▶ [Instructions for the task]:
In the material below, find every line with "Ingressi" and pull it out.

▶ [Dataset records]:
>> Begin
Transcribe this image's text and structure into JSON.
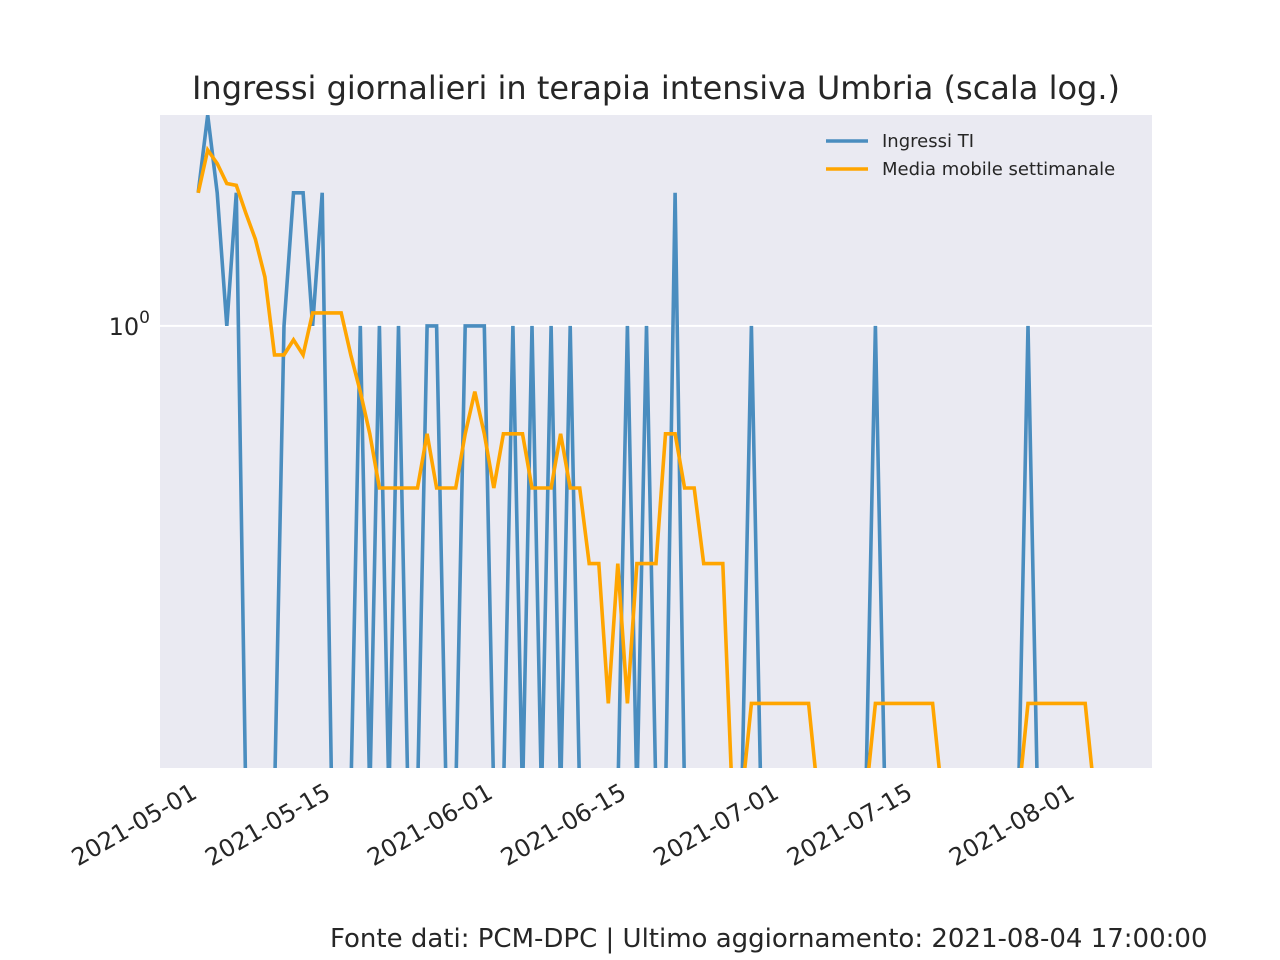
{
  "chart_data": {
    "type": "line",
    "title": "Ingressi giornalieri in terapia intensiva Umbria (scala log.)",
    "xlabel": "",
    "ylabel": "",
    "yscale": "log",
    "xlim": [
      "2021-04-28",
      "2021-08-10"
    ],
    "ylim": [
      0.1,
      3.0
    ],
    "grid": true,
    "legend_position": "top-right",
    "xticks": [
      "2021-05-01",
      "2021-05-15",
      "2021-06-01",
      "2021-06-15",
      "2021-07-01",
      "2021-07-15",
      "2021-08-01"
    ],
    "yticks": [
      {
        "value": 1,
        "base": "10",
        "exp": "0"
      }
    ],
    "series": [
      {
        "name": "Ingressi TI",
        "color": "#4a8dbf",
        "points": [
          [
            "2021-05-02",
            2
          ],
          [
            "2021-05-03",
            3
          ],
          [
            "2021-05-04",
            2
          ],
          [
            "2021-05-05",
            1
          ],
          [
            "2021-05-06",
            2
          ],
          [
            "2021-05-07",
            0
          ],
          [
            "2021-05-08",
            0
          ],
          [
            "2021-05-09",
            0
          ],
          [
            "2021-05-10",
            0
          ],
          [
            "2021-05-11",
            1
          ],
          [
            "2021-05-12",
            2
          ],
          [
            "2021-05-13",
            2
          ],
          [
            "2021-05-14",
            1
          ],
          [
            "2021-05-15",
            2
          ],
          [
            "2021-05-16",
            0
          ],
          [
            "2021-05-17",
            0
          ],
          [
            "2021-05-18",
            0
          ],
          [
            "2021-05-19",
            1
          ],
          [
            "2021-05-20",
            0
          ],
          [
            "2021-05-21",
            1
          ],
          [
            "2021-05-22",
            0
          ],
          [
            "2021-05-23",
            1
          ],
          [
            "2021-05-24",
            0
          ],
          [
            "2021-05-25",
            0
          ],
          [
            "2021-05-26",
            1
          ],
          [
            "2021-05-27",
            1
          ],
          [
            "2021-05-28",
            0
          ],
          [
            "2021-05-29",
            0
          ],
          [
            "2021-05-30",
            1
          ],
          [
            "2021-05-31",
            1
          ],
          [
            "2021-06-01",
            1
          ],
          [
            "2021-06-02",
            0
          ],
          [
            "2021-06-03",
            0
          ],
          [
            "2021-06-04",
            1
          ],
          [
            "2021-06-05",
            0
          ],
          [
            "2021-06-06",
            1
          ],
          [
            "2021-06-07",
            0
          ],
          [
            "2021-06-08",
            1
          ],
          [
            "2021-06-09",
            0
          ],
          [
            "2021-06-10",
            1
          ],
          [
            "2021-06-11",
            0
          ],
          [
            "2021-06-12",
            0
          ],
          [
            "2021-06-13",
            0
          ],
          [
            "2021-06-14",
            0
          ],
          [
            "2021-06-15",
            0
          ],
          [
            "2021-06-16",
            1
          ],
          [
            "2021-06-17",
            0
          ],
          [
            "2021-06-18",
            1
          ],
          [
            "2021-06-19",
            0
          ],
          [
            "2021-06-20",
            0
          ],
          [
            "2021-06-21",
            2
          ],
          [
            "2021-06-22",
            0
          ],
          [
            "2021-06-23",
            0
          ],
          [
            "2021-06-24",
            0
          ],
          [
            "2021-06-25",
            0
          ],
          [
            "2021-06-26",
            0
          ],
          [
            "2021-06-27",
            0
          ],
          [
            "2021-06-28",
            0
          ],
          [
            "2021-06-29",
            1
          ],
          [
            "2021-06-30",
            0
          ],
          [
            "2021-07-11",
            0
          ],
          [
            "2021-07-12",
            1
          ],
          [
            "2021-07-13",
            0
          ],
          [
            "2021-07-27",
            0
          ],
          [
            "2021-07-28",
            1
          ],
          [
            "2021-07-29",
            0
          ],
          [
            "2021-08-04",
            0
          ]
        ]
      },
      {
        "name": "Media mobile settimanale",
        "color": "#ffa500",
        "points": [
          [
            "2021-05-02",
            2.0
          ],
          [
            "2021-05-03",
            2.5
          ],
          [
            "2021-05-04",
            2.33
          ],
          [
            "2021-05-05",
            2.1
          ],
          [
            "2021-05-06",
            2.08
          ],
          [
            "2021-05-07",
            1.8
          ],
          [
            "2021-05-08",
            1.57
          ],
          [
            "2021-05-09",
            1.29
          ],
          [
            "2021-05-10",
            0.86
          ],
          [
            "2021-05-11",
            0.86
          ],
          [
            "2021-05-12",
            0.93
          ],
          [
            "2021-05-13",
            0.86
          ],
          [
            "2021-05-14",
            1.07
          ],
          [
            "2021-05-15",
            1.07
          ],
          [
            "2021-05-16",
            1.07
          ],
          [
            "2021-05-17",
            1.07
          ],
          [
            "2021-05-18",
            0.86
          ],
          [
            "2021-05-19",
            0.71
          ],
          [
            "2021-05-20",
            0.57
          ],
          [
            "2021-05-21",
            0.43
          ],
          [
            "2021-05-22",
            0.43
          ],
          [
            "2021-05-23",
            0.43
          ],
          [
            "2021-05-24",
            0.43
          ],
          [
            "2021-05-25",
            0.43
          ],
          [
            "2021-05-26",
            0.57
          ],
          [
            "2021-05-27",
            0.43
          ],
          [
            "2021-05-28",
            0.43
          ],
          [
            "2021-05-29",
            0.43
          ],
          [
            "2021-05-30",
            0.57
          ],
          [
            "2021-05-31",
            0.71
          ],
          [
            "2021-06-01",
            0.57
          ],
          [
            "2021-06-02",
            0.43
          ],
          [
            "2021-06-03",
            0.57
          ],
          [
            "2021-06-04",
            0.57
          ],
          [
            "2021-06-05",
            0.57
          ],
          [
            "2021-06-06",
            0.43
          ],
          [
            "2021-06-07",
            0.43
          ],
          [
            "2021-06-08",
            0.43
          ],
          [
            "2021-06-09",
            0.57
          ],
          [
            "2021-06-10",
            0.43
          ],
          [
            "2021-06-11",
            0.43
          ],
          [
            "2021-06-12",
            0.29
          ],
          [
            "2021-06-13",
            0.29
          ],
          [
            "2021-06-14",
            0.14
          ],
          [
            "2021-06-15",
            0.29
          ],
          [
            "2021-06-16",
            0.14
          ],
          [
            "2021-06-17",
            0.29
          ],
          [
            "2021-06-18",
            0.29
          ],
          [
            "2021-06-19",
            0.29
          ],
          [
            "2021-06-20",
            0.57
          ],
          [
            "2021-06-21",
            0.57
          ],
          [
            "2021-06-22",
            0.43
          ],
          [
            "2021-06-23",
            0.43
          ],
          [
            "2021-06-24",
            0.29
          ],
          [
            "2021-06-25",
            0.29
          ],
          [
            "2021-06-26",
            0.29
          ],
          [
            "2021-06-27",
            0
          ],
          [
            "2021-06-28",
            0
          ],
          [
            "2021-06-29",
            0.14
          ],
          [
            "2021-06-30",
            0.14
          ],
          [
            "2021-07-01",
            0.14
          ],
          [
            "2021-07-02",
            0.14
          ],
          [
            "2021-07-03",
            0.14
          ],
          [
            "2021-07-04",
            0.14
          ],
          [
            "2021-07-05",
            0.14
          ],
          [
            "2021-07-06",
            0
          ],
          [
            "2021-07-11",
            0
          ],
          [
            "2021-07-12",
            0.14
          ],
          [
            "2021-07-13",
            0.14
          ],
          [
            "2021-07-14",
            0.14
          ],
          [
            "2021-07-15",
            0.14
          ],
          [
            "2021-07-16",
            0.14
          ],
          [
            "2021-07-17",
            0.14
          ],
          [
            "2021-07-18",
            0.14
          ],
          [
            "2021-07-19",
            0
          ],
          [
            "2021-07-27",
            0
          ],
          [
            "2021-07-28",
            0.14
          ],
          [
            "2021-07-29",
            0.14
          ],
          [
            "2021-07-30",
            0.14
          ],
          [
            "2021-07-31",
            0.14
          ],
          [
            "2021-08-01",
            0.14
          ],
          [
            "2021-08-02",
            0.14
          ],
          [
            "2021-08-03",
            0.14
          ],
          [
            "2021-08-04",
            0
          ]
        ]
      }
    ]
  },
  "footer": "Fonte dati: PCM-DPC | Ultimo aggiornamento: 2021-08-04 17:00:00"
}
>> End
▶ [Task solution]:
    "title": "Ingressi giornalieri in terapia intensiva Umbria (scala log.)",
        "name": "Ingressi TI",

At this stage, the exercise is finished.